• Exercise description
Locate every line of the records that contains the string "各地级以上市新冠肺炎防控指挥办" and copy each such line in full.

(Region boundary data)
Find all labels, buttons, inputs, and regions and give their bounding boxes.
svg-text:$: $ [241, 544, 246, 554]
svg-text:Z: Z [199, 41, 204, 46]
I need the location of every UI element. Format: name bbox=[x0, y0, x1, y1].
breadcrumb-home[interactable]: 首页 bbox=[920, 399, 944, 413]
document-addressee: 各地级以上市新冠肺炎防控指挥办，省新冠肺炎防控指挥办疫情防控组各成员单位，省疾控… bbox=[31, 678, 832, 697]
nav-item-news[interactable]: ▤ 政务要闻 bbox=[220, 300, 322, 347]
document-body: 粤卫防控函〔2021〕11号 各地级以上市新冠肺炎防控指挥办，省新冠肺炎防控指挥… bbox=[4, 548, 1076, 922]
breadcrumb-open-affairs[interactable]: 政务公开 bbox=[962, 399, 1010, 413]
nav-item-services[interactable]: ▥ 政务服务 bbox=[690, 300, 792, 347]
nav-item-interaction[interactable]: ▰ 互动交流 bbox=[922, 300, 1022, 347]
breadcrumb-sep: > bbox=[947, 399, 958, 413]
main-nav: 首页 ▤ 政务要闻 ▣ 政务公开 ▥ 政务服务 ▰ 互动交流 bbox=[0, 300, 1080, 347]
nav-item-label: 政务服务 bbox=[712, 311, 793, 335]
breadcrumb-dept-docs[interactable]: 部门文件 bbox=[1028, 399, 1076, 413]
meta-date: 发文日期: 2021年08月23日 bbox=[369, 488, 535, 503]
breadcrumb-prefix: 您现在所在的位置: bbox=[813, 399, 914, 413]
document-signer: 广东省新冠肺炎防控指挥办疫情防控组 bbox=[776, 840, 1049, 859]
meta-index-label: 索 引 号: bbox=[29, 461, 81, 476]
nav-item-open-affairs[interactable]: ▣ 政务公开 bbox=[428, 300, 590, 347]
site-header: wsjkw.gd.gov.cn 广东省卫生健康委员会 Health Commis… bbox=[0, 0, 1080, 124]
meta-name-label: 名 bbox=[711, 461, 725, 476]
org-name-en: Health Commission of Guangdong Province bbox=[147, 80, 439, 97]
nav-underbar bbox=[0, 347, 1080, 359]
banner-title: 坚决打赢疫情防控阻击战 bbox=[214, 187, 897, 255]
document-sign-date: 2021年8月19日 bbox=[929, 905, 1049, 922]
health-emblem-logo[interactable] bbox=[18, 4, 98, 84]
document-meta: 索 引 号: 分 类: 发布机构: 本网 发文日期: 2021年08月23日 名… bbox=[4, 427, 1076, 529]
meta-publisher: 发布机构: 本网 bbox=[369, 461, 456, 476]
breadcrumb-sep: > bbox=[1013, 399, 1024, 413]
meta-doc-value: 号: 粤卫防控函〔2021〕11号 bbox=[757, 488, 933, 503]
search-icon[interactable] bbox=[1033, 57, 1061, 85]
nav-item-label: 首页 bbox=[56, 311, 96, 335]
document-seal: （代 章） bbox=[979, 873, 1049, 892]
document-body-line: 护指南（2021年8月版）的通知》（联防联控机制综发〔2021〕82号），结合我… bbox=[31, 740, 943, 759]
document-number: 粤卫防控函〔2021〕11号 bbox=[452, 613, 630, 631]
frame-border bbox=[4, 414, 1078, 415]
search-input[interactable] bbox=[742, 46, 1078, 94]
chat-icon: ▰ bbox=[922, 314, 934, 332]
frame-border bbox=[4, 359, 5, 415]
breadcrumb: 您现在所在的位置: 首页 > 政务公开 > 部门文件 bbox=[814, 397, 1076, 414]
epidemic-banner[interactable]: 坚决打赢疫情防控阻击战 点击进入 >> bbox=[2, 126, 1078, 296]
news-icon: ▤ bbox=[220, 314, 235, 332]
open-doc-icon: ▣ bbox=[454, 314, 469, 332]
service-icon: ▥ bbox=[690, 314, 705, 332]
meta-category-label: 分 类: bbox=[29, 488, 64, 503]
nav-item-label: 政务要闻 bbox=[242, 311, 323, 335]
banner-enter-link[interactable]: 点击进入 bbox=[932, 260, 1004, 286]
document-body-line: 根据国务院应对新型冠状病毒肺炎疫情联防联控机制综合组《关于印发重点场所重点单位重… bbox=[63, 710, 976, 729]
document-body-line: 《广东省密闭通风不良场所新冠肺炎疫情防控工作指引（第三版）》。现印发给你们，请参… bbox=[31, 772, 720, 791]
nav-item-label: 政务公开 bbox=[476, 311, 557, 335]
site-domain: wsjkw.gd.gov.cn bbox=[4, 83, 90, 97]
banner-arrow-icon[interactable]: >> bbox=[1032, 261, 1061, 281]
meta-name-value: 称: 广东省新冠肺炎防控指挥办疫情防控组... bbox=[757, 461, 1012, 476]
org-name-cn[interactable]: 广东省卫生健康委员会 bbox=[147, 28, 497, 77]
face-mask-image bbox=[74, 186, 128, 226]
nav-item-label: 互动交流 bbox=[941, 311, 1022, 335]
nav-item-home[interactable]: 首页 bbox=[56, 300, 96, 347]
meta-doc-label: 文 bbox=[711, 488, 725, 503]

• Result for this task
document-addressee: 各地级以上市新冠肺炎防控指挥办，省新冠肺炎防控指挥办疫情防控组各成员单位，省疾控… bbox=[31, 678, 832, 697]
document-body: 粤卫防控函〔2021〕11号 各地级以上市新冠肺炎防控指挥办，省新冠肺炎防控指挥… bbox=[4, 548, 1076, 922]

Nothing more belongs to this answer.